### Entries with figure data:
-- Begin --
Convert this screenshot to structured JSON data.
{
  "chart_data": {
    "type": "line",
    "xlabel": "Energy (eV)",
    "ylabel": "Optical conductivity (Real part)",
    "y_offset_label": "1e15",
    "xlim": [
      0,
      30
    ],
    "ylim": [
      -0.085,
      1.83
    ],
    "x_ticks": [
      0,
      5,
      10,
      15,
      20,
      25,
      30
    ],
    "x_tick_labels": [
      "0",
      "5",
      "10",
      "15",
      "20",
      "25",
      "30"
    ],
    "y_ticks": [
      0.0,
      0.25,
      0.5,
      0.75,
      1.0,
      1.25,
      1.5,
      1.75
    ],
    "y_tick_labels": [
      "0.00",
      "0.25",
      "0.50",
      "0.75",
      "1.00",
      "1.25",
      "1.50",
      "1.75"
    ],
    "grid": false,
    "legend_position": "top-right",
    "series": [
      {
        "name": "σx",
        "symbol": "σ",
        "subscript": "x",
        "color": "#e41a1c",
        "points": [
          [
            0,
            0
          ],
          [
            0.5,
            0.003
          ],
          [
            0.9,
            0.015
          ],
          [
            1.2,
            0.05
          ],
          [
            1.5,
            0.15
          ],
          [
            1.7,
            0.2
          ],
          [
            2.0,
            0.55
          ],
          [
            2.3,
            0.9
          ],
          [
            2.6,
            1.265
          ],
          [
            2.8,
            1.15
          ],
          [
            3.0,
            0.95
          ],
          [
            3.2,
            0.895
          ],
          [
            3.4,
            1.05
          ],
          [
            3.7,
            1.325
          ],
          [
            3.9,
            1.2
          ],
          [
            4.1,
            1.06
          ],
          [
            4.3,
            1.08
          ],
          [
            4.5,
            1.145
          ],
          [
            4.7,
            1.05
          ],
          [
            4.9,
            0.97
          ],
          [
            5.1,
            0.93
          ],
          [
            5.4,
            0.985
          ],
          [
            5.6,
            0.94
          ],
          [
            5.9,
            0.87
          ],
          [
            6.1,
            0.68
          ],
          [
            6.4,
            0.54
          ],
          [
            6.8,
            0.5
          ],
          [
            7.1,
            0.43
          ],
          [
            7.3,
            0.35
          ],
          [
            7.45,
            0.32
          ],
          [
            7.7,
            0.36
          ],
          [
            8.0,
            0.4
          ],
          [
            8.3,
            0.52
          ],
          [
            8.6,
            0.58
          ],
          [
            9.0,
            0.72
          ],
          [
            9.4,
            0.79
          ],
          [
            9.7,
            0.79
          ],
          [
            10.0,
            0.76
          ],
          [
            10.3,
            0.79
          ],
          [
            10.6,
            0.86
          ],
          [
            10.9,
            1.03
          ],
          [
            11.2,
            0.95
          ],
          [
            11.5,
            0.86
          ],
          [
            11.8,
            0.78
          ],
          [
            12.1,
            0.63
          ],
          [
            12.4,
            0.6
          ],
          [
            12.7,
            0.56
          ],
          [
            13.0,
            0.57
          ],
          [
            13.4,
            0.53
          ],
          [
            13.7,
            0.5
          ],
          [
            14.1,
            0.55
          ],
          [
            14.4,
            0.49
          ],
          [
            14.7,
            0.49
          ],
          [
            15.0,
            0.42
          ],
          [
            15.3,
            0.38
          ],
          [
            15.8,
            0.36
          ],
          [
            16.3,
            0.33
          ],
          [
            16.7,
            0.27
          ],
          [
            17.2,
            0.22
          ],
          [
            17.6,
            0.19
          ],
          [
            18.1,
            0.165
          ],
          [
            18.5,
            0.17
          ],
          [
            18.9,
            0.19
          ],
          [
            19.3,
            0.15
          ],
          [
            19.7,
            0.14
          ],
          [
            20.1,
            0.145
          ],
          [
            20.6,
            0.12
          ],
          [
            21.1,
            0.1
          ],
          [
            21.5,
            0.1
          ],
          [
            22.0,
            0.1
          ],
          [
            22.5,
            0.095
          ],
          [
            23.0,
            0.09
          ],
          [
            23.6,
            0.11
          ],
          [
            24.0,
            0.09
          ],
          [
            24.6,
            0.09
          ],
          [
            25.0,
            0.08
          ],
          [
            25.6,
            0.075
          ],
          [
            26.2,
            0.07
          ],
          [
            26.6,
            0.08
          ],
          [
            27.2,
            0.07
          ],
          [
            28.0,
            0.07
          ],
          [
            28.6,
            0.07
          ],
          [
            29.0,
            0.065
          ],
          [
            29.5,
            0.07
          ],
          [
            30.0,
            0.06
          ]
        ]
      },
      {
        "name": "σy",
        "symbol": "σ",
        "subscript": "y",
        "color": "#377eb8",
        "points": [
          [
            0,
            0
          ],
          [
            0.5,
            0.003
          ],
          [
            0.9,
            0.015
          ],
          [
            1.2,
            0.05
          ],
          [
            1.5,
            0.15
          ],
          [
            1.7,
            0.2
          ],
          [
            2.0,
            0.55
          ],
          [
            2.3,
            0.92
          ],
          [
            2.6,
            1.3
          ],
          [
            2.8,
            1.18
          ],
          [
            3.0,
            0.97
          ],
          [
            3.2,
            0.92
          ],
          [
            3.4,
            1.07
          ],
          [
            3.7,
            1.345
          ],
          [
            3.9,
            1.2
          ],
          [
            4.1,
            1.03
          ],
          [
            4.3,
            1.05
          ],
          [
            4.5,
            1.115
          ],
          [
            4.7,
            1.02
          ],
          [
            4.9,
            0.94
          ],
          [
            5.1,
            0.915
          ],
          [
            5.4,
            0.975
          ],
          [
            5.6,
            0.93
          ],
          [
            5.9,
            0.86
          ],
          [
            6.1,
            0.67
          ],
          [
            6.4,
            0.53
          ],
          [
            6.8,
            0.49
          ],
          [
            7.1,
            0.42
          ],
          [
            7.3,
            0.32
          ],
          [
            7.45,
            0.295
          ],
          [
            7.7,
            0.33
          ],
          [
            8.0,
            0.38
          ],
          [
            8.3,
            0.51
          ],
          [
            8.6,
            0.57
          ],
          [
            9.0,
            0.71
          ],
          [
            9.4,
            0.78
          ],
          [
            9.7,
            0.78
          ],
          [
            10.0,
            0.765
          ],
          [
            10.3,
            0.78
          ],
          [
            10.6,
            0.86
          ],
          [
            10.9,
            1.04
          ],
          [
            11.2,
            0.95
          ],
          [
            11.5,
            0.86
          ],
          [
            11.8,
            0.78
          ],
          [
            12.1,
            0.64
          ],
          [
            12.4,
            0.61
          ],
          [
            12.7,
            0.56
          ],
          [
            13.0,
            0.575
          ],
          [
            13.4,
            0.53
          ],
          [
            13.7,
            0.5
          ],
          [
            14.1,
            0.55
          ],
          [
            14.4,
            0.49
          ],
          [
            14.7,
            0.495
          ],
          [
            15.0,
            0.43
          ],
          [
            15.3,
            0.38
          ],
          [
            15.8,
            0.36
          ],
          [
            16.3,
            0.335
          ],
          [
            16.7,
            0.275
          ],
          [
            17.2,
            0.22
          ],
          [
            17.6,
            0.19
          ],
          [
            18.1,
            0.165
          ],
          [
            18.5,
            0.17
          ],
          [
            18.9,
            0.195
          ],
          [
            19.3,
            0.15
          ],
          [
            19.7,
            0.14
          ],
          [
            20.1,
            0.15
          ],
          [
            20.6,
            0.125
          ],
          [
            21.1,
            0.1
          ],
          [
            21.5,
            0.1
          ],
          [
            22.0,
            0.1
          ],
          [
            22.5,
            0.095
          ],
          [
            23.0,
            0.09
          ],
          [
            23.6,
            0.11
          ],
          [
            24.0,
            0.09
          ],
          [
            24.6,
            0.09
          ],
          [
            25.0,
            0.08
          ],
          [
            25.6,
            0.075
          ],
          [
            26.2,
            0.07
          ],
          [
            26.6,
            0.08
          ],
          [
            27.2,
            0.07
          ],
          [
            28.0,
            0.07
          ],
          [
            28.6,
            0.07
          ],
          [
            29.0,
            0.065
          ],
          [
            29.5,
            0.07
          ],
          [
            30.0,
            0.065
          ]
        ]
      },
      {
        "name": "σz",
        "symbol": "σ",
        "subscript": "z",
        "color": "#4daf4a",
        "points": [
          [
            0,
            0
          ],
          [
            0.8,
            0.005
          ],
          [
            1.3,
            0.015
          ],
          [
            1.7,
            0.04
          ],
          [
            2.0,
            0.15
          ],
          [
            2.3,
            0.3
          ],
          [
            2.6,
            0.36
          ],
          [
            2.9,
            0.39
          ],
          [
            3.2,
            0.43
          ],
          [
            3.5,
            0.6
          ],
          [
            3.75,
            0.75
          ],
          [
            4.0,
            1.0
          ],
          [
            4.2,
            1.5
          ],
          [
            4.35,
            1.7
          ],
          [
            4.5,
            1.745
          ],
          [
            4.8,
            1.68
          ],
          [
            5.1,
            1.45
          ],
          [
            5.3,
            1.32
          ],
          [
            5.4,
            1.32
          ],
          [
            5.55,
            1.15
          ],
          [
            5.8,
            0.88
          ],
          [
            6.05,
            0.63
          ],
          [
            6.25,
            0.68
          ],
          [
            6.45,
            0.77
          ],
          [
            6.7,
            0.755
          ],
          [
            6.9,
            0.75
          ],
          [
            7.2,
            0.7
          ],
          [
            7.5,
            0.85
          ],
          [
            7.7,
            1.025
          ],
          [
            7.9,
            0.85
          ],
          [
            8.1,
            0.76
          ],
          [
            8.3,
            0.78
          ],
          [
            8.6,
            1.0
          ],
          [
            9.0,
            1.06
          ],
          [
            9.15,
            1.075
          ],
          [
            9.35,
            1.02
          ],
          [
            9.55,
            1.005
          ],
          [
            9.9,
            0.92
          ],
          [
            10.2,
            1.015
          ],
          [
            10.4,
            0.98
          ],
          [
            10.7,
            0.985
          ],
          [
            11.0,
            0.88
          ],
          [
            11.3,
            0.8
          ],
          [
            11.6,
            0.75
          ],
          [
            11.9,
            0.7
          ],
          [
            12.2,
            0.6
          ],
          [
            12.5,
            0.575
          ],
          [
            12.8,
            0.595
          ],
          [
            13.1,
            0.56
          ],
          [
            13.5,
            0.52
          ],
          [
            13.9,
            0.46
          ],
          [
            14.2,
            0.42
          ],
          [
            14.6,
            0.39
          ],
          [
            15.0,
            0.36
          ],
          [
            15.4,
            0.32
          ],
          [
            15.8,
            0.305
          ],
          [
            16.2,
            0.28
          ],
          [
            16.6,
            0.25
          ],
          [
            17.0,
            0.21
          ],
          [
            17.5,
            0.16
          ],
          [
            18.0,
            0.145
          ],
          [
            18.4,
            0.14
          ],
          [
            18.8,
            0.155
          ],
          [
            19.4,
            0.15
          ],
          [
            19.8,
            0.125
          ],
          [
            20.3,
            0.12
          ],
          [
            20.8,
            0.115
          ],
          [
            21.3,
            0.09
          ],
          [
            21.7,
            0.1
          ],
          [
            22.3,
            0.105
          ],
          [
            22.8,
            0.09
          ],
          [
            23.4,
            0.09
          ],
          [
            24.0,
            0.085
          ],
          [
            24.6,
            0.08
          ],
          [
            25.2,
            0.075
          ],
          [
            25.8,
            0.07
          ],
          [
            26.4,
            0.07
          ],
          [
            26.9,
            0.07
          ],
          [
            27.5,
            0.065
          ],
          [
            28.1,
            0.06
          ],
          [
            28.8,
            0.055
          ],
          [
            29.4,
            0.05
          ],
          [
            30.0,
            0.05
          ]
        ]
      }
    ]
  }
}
-- End --
### Prompt:
Return a copy of every line that includes the word "color".

### Solution:
        "color": "#e41a1c",
        "color": "#377eb8",
        "color": "#4daf4a",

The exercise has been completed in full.